WORK INSTRUCTIONS: Retype all of the entries word for word.

RECORDS FOR THIS EXERCISE:
◆ ◆ ◆ ◆ ◆ ◆ ◆
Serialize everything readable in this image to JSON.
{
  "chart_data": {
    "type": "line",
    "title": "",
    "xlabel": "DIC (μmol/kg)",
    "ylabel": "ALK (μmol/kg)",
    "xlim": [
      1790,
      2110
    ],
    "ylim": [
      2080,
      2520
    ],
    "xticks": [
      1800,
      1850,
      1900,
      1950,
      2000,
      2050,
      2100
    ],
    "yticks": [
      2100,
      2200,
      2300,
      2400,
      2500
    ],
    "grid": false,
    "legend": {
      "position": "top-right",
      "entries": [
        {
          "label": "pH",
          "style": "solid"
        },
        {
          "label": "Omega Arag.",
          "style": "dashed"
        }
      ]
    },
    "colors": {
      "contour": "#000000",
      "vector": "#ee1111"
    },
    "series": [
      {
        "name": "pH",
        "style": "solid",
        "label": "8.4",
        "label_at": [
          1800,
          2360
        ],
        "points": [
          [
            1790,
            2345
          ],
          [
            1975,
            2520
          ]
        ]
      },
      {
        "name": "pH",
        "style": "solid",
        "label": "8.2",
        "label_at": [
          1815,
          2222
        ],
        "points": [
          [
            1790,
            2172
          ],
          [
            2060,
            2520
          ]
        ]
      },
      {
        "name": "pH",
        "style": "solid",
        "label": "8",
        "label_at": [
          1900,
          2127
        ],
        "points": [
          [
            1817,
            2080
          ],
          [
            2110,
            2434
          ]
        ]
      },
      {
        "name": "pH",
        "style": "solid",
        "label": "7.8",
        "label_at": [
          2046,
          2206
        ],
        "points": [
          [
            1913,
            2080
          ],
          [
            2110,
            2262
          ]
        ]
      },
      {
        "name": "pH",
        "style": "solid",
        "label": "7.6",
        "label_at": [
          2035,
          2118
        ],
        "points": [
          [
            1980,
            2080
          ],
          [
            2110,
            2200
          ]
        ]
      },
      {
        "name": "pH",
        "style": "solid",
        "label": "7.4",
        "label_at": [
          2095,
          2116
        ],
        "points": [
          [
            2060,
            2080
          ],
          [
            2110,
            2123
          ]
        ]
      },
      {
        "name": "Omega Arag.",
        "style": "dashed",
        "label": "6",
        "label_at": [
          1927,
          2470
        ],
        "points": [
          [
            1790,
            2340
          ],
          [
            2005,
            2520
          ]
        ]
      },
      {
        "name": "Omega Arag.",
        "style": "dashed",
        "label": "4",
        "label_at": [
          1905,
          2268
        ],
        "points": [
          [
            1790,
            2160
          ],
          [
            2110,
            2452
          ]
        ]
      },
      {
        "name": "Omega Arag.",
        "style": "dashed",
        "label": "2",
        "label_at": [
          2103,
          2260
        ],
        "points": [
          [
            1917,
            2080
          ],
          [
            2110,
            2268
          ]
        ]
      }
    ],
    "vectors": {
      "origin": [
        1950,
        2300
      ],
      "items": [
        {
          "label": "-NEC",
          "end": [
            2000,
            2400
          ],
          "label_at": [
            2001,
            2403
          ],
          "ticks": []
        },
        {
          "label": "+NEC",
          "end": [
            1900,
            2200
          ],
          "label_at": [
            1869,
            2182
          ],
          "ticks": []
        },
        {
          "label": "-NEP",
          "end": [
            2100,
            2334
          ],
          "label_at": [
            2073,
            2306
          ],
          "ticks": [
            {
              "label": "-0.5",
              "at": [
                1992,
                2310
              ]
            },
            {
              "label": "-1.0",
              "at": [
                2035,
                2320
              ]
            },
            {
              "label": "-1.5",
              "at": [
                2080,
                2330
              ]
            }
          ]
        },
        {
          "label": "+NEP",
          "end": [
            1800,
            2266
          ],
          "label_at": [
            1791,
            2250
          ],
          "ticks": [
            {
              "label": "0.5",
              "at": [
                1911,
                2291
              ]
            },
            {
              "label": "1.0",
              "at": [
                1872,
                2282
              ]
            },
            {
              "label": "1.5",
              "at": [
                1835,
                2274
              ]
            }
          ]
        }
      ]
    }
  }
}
◆ ◆ ◆ ◆ ◆ ◆ ◆
ANSWER:
Serialize everything readable in this image to JSON.
{
  "chart_data": {
    "type": "line",
    "title": "",
    "xlabel": "DIC (μmol/kg)",
    "ylabel": "ALK (μmol/kg)",
    "xlim": [
      1790,
      2110
    ],
    "ylim": [
      2080,
      2520
    ],
    "xticks": [
      1800,
      1850,
      1900,
      1950,
      2000,
      2050,
      2100
    ],
    "yticks": [
      2100,
      2200,
      2300,
      2400,
      2500
    ],
    "grid": false,
    "legend": {
      "position": "top-right",
      "entries": [
        {
          "label": "pH",
          "style": "solid"
        },
        {
          "label": "Omega Arag.",
          "style": "dashed"
        }
      ]
    },
    "colors": {
      "contour": "#000000",
      "vector": "#ee1111"
    },
    "series": [
      {
        "name": "pH",
        "style": "solid",
        "label": "8.4",
        "label_at": [
          1800,
          2360
        ],
        "points": [
          [
            1790,
            2345
          ],
          [
            1975,
            2520
          ]
        ]
      },
      {
        "name": "pH",
        "style": "solid",
        "label": "8.2",
        "label_at": [
          1815,
          2222
        ],
        "points": [
          [
            1790,
            2172
          ],
          [
            2060,
            2520
          ]
        ]
      },
      {
        "name": "pH",
        "style": "solid",
        "label": "8",
        "label_at": [
          1900,
          2127
        ],
        "points": [
          [
            1817,
            2080
          ],
          [
            2110,
            2434
          ]
        ]
      },
      {
        "name": "pH",
        "style": "solid",
        "label": "7.8",
        "label_at": [
          2046,
          2206
        ],
        "points": [
          [
            1913,
            2080
          ],
          [
            2110,
            2262
          ]
        ]
      },
      {
        "name": "pH",
        "style": "solid",
        "label": "7.6",
        "label_at": [
          2035,
          2118
        ],
        "points": [
          [
            1980,
            2080
          ],
          [
            2110,
            2200
          ]
        ]
      },
      {
        "name": "pH",
        "style": "solid",
        "label": "7.4",
        "label_at": [
          2095,
          2116
        ],
        "points": [
          [
            2060,
            2080
          ],
          [
            2110,
            2123
          ]
        ]
      },
      {
        "name": "Omega Arag.",
        "style": "dashed",
        "label": "6",
        "label_at": [
          1927,
          2470
        ],
        "points": [
          [
            1790,
            2340
          ],
          [
            2005,
            2520
          ]
        ]
      },
      {
        "name": "Omega Arag.",
        "style": "dashed",
        "label": "4",
        "label_at": [
          1905,
          2268
        ],
        "points": [
          [
            1790,
            2160
          ],
          [
            2110,
            2452
          ]
        ]
      },
      {
        "name": "Omega Arag.",
        "style": "dashed",
        "label": "2",
        "label_at": [
          2103,
          2260
        ],
        "points": [
          [
            1917,
            2080
          ],
          [
            2110,
            2268
          ]
        ]
      }
    ],
    "vectors": {
      "origin": [
        1950,
        2300
      ],
      "items": [
        {
          "label": "-NEC",
          "end": [
            2000,
            2400
          ],
          "label_at": [
            2001,
            2403
          ],
          "ticks": []
        },
        {
          "label": "+NEC",
          "end": [
            1900,
            2200
          ],
          "label_at": [
            1869,
            2182
          ],
          "ticks": []
        },
        {
          "label": "-NEP",
          "end": [
            2100,
            2334
          ],
          "label_at": [
            2073,
            2306
          ],
          "ticks": [
            {
              "label": "-0.5",
              "at": [
                1992,
                2310
              ]
            },
            {
              "label": "-1.0",
              "at": [
                2035,
                2320
              ]
            },
            {
              "label": "-1.5",
              "at": [
                2080,
                2330
              ]
            }
          ]
        },
        {
          "label": "+NEP",
          "end": [
            1800,
            2266
          ],
          "label_at": [
            1791,
            2250
          ],
          "ticks": [
            {
              "label": "0.5",
              "at": [
                1911,
                2291
              ]
            },
            {
              "label": "1.0",
              "at": [
                1872,
                2282
              ]
            },
            {
              "label": "1.5",
              "at": [
                1835,
                2274
              ]
            }
          ]
        }
      ]
    }
  }
}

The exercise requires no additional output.